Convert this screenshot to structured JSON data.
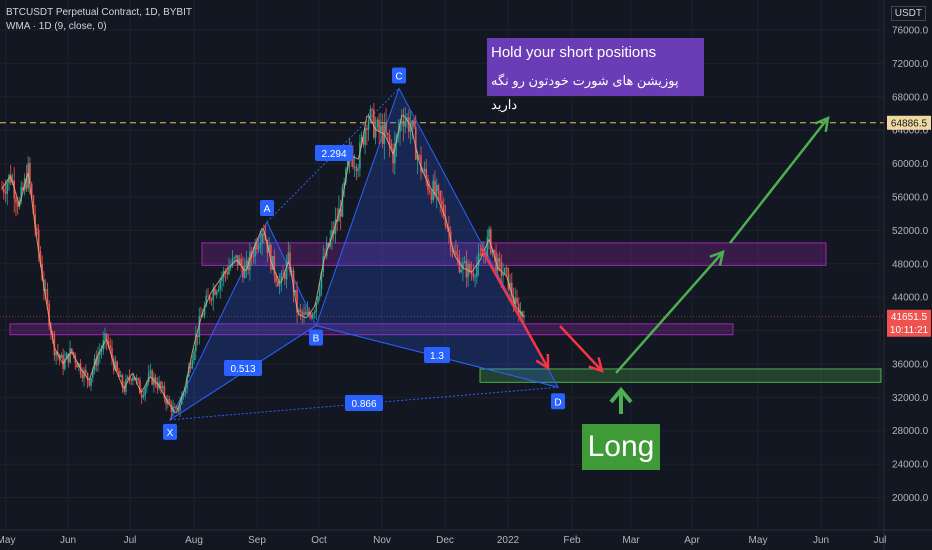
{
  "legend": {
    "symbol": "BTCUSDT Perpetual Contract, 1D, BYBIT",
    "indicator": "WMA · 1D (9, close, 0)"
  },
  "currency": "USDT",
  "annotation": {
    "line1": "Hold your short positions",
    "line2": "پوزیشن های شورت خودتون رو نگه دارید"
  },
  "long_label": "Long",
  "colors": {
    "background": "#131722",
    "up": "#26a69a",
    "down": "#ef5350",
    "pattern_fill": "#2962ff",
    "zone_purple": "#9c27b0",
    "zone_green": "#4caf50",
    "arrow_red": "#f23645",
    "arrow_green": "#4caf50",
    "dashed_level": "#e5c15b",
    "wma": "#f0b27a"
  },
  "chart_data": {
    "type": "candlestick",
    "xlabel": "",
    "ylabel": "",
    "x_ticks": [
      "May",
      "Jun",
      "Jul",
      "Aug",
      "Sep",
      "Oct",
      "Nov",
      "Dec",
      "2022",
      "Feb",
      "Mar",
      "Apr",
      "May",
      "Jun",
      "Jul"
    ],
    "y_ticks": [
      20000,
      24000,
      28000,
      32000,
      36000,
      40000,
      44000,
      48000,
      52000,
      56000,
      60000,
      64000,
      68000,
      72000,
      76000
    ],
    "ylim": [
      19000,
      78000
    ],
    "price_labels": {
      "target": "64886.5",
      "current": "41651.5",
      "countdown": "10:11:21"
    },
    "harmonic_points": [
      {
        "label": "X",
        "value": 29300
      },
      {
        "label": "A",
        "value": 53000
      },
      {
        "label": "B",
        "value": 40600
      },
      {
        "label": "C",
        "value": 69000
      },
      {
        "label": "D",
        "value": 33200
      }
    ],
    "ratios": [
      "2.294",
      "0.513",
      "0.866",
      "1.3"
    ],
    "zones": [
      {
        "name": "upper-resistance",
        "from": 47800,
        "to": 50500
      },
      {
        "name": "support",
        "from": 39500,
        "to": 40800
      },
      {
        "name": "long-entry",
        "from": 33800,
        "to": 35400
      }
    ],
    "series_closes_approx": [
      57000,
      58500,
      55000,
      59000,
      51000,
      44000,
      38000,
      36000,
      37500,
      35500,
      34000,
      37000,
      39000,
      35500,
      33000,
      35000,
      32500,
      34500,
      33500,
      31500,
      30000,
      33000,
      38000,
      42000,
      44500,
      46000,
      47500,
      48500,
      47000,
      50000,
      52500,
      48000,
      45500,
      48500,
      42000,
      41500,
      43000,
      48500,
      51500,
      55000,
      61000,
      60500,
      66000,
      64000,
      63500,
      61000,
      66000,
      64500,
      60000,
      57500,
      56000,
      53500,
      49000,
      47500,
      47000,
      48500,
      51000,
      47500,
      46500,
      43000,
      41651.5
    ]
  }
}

────────────────

● **What the task asks**: Quote the material in full and exactly; do not carry over its pictures.

● **The solution**:
Convert this screenshot to structured JSON data.
{
  "legend": {
    "symbol": "BTCUSDT Perpetual Contract, 1D, BYBIT",
    "indicator": "WMA · 1D (9, close, 0)"
  },
  "currency": "USDT",
  "annotation": {
    "line1": "Hold your short positions",
    "line2": "پوزیشن های شورت خودتون رو نگه دارید"
  },
  "long_label": "Long",
  "colors": {
    "background": "#131722",
    "up": "#26a69a",
    "down": "#ef5350",
    "pattern_fill": "#2962ff",
    "zone_purple": "#9c27b0",
    "zone_green": "#4caf50",
    "arrow_red": "#f23645",
    "arrow_green": "#4caf50",
    "dashed_level": "#e5c15b",
    "wma": "#f0b27a"
  },
  "chart_data": {
    "type": "candlestick",
    "xlabel": "",
    "ylabel": "",
    "x_ticks": [
      "May",
      "Jun",
      "Jul",
      "Aug",
      "Sep",
      "Oct",
      "Nov",
      "Dec",
      "2022",
      "Feb",
      "Mar",
      "Apr",
      "May",
      "Jun",
      "Jul"
    ],
    "y_ticks": [
      20000,
      24000,
      28000,
      32000,
      36000,
      40000,
      44000,
      48000,
      52000,
      56000,
      60000,
      64000,
      68000,
      72000,
      76000
    ],
    "ylim": [
      19000,
      78000
    ],
    "price_labels": {
      "target": "64886.5",
      "current": "41651.5",
      "countdown": "10:11:21"
    },
    "harmonic_points": [
      {
        "label": "X",
        "value": 29300
      },
      {
        "label": "A",
        "value": 53000
      },
      {
        "label": "B",
        "value": 40600
      },
      {
        "label": "C",
        "value": 69000
      },
      {
        "label": "D",
        "value": 33200
      }
    ],
    "ratios": [
      "2.294",
      "0.513",
      "0.866",
      "1.3"
    ],
    "zones": [
      {
        "name": "upper-resistance",
        "from": 47800,
        "to": 50500
      },
      {
        "name": "support",
        "from": 39500,
        "to": 40800
      },
      {
        "name": "long-entry",
        "from": 33800,
        "to": 35400
      }
    ],
    "series_closes_approx": [
      57000,
      58500,
      55000,
      59000,
      51000,
      44000,
      38000,
      36000,
      37500,
      35500,
      34000,
      37000,
      39000,
      35500,
      33000,
      35000,
      32500,
      34500,
      33500,
      31500,
      30000,
      33000,
      38000,
      42000,
      44500,
      46000,
      47500,
      48500,
      47000,
      50000,
      52500,
      48000,
      45500,
      48500,
      42000,
      41500,
      43000,
      48500,
      51500,
      55000,
      61000,
      60500,
      66000,
      64000,
      63500,
      61000,
      66000,
      64500,
      60000,
      57500,
      56000,
      53500,
      49000,
      47500,
      47000,
      48500,
      51000,
      47500,
      46500,
      43000,
      41651.5
    ]
  }
}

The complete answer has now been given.